▶ _INFORMATION SHOWN_
-- Start --
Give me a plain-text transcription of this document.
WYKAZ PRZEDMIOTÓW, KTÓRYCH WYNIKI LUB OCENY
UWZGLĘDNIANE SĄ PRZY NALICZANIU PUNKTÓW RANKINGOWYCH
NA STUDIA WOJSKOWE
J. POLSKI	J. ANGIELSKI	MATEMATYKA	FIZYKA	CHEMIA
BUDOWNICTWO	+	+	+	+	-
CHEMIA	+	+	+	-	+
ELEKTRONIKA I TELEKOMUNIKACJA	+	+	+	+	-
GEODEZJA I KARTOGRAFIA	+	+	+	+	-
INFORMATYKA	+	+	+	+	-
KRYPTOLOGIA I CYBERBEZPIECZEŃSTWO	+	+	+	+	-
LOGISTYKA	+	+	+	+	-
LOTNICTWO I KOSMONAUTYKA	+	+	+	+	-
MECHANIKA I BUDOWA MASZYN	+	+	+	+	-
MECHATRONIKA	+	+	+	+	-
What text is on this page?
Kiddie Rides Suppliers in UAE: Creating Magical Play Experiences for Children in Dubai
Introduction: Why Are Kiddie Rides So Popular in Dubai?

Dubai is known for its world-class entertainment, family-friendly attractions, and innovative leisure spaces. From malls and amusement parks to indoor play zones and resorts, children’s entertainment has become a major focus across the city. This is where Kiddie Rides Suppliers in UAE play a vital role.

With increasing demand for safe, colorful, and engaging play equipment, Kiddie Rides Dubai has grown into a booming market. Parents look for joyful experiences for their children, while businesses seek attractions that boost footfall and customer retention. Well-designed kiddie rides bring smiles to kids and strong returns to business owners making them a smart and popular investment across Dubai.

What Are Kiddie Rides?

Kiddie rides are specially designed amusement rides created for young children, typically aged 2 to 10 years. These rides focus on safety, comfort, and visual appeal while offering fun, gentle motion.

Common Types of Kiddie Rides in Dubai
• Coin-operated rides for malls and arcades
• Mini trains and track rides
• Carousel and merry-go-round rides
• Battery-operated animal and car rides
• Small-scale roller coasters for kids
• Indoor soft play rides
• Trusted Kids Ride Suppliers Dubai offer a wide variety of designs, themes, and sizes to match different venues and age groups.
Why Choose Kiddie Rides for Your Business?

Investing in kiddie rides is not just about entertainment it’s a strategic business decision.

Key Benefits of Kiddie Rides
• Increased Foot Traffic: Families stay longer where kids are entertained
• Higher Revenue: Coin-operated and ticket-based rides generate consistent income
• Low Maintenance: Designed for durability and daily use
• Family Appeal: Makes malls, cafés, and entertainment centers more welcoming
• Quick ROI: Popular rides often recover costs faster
-- End --
▶ _WHAT IS BEING ASKED_
Check each line above for the string "Coin", then copy the ones that have it.

▶ _PROBLEM SOLUTION_
• Coin-operated rides for malls and arcades
• Higher Revenue: Coin-operated and ticket-based rides generate consistent income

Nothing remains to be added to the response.